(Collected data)
┌────────
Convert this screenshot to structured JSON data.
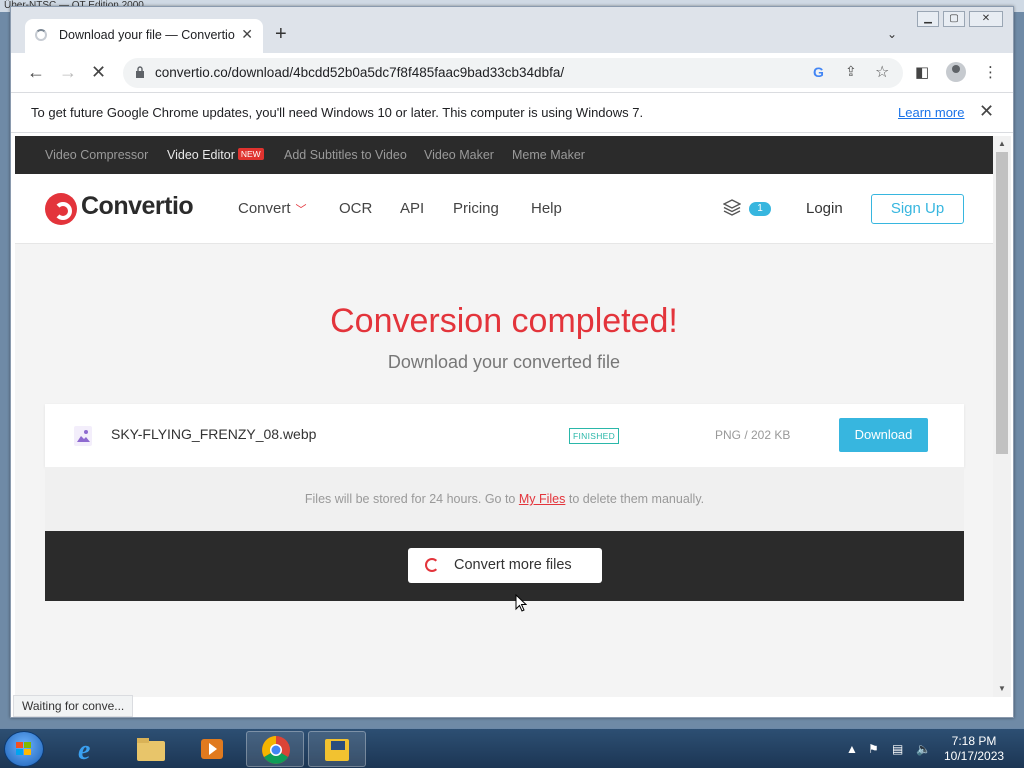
{
  "os": {
    "window_title": "Über-NTSC — QT Edition 2000"
  },
  "browser": {
    "tab_title": "Download your file — Convertio",
    "tab_close": "✕",
    "new_tab": "+",
    "tab_menu": "⌄",
    "url": "convertio.co/download/4bcdd52b0a5dc7f8f485faac9bad33cb34dbfa/",
    "infobar_message": "To get future Google Chrome updates, you'll need Windows 10 or later. This computer is using Windows 7.",
    "infobar_link": "Learn more",
    "status_text": "Waiting for conve..."
  },
  "site": {
    "topbar": {
      "items": [
        "Video Compressor",
        "Video Editor",
        "Add Subtitles to Video",
        "Video Maker",
        "Meme Maker"
      ],
      "new_badge": "NEW"
    },
    "brand": "Convertio",
    "nav": {
      "convert": "Convert",
      "ocr": "OCR",
      "api": "API",
      "pricing": "Pricing",
      "help": "Help"
    },
    "files_count": "1",
    "login": "Login",
    "signup": "Sign Up"
  },
  "main": {
    "headline": "Conversion completed!",
    "subhead": "Download your converted file",
    "file": {
      "name": "SKY-FLYING_FRENZY_08.webp",
      "status": "FINISHED",
      "info": "PNG / 202 KB",
      "download_label": "Download"
    },
    "storage_note_before": "Files will be stored for 24 hours. Go to ",
    "storage_note_link": "My Files",
    "storage_note_after": " to delete them manually.",
    "convert_more_label": "Convert more files"
  },
  "taskbar": {
    "time": "7:18 PM",
    "date": "10/17/2023"
  },
  "colors": {
    "accent_red": "#e3343b",
    "accent_blue": "#37b6df",
    "status_teal": "#2ab7a9"
  }
}
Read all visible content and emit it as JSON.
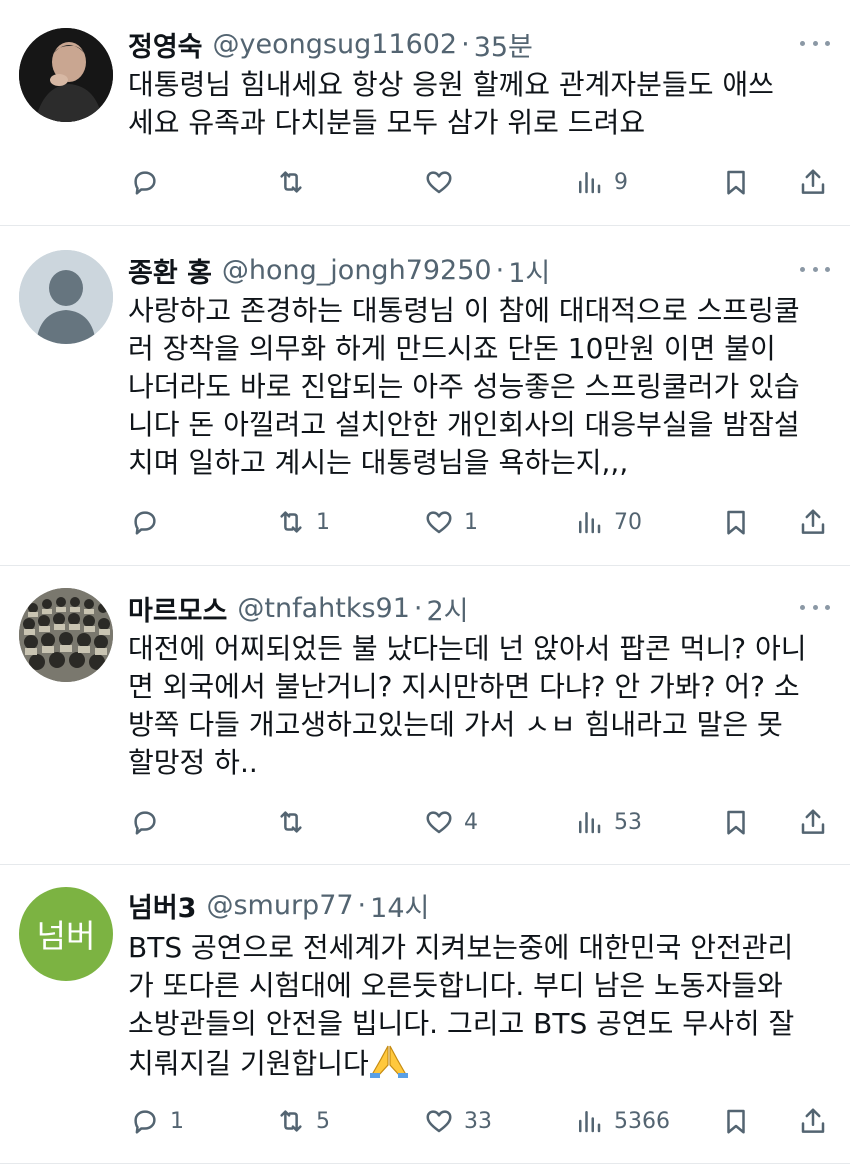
{
  "tweets": [
    {
      "name": "정영숙",
      "handle": "@yeongsug11602",
      "dot": "·",
      "time": "35분",
      "lines": [
        "대통령님  힘내세요 항상 응원 할께요 관계자분들도 애쓰",
        "세요  유족과 다치분들 모두 삼가 위로  드려요"
      ],
      "replies": "",
      "retweets": "",
      "likes": "",
      "views": "9"
    },
    {
      "name": "종환 홍",
      "handle": "@hong_jongh79250",
      "dot": "·",
      "time": "1시",
      "lines": [
        "사랑하고 존경하는 대통령님 이 참에 대대적으로 스프링쿨",
        "러 장착을 의무화 하게 만드시죠 단돈  10만원 이면 불이",
        "나더라도 바로 진압되는 아주 성능좋은 스프링쿨러가 있습",
        "니다 돈 아낄려고 설치안한 개인회사의 대응부실을 밤잠설",
        "치며 일하고 계시는 대통령님을 욕하는지,,,"
      ],
      "replies": "",
      "retweets": "1",
      "likes": "1",
      "views": "70"
    },
    {
      "name": "마르모스",
      "handle": "@tnfahtks91",
      "dot": "·",
      "time": "2시",
      "lines": [
        "대전에 어찌되었든 불 났다는데 넌 앉아서 팝콘 먹니? 아니",
        "면 외국에서 불난거니? 지시만하면 다냐? 안 가봐? 어? 소",
        "방쪽 다들 개고생하고있는데 가서 ㅅㅂ 힘내라고 말은 못",
        "할망정 하.."
      ],
      "replies": "",
      "retweets": "",
      "likes": "4",
      "views": "53"
    },
    {
      "name": "넘버3",
      "handle": "@smurp77",
      "dot": "·",
      "time": "14시",
      "avatar_text": "넘버",
      "lines": [
        "BTS 공연으로 전세계가 지켜보는중에 대한민국 안전관리",
        "가 또다른 시험대에 오른듯합니다. 부디 남은 노동자들와",
        "소방관들의 안전을 빕니다. 그리고 BTS 공연도 무사히 잘",
        "치뤄지길 기원합니다"
      ],
      "replies": "1",
      "retweets": "5",
      "likes": "33",
      "views": "5366"
    }
  ],
  "colors": {
    "text": "#0f1419",
    "muted": "#536471",
    "divider": "#e6e9ec",
    "avatar_green": "#7cb342",
    "avatar_gray": "#ccd6dd"
  },
  "icons": [
    "reply-icon",
    "retweet-icon",
    "like-icon",
    "views-icon",
    "bookmark-icon",
    "share-icon",
    "more-icon",
    "folded-hands-emoji"
  ]
}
└────────
> _EXERCISE BRIEF_
Without the pictures, write out every entry precisely as it appears.

> _TASK ANSWER_
Convert this screenshot to structured JSON data.
{
  "os": {
    "window_title": "Über-NTSC — QT Edition 2000"
  },
  "browser": {
    "tab_title": "Download your file — Convertio",
    "tab_close": "✕",
    "new_tab": "+",
    "tab_menu": "⌄",
    "url": "convertio.co/download/4bcdd52b0a5dc7f8f485faac9bad33cb34dbfa/",
    "infobar_message": "To get future Google Chrome updates, you'll need Windows 10 or later. This computer is using Windows 7.",
    "infobar_link": "Learn more",
    "status_text": "Waiting for conve..."
  },
  "site": {
    "topbar": {
      "items": [
        "Video Compressor",
        "Video Editor",
        "Add Subtitles to Video",
        "Video Maker",
        "Meme Maker"
      ],
      "new_badge": "NEW"
    },
    "brand": "Convertio",
    "nav": {
      "convert": "Convert",
      "ocr": "OCR",
      "api": "API",
      "pricing": "Pricing",
      "help": "Help"
    },
    "files_count": "1",
    "login": "Login",
    "signup": "Sign Up"
  },
  "main": {
    "headline": "Conversion completed!",
    "subhead": "Download your converted file",
    "file": {
      "name": "SKY-FLYING_FRENZY_08.webp",
      "status": "FINISHED",
      "info": "PNG / 202 KB",
      "download_label": "Download"
    },
    "storage_note_before": "Files will be stored for 24 hours. Go to ",
    "storage_note_link": "My Files",
    "storage_note_after": " to delete them manually.",
    "convert_more_label": "Convert more files"
  },
  "taskbar": {
    "time": "7:18 PM",
    "date": "10/17/2023"
  },
  "colors": {
    "accent_red": "#e3343b",
    "accent_blue": "#37b6df",
    "status_teal": "#2ab7a9"
  }
}
Read all visible content and emit it as JSON.
{
  "tweets": [
    {
      "name": "정영숙",
      "handle": "@yeongsug11602",
      "dot": "·",
      "time": "35분",
      "lines": [
        "대통령님  힘내세요 항상 응원 할께요 관계자분들도 애쓰",
        "세요  유족과 다치분들 모두 삼가 위로  드려요"
      ],
      "replies": "",
      "retweets": "",
      "likes": "",
      "views": "9"
    },
    {
      "name": "종환 홍",
      "handle": "@hong_jongh79250",
      "dot": "·",
      "time": "1시",
      "lines": [
        "사랑하고 존경하는 대통령님 이 참에 대대적으로 스프링쿨",
        "러 장착을 의무화 하게 만드시죠 단돈  10만원 이면 불이",
        "나더라도 바로 진압되는 아주 성능좋은 스프링쿨러가 있습",
        "니다 돈 아낄려고 설치안한 개인회사의 대응부실을 밤잠설",
        "치며 일하고 계시는 대통령님을 욕하는지,,,"
      ],
      "replies": "",
      "retweets": "1",
      "likes": "1",
      "views": "70"
    },
    {
      "name": "마르모스",
      "handle": "@tnfahtks91",
      "dot": "·",
      "time": "2시",
      "lines": [
        "대전에 어찌되었든 불 났다는데 넌 앉아서 팝콘 먹니? 아니",
        "면 외국에서 불난거니? 지시만하면 다냐? 안 가봐? 어? 소",
        "방쪽 다들 개고생하고있는데 가서 ㅅㅂ 힘내라고 말은 못",
        "할망정 하.."
      ],
      "replies": "",
      "retweets": "",
      "likes": "4",
      "views": "53"
    },
    {
      "name": "넘버3",
      "handle": "@smurp77",
      "dot": "·",
      "time": "14시",
      "avatar_text": "넘버",
      "lines": [
        "BTS 공연으로 전세계가 지켜보는중에 대한민국 안전관리",
        "가 또다른 시험대에 오른듯합니다. 부디 남은 노동자들와",
        "소방관들의 안전을 빕니다. 그리고 BTS 공연도 무사히 잘",
        "치뤄지길 기원합니다"
      ],
      "replies": "1",
      "retweets": "5",
      "likes": "33",
      "views": "5366"
    }
  ],
  "colors": {
    "text": "#0f1419",
    "muted": "#536471",
    "divider": "#e6e9ec",
    "avatar_green": "#7cb342",
    "avatar_gray": "#ccd6dd"
  },
  "icons": [
    "reply-icon",
    "retweet-icon",
    "like-icon",
    "views-icon",
    "bookmark-icon",
    "share-icon",
    "more-icon",
    "folded-hands-emoji"
  ]
}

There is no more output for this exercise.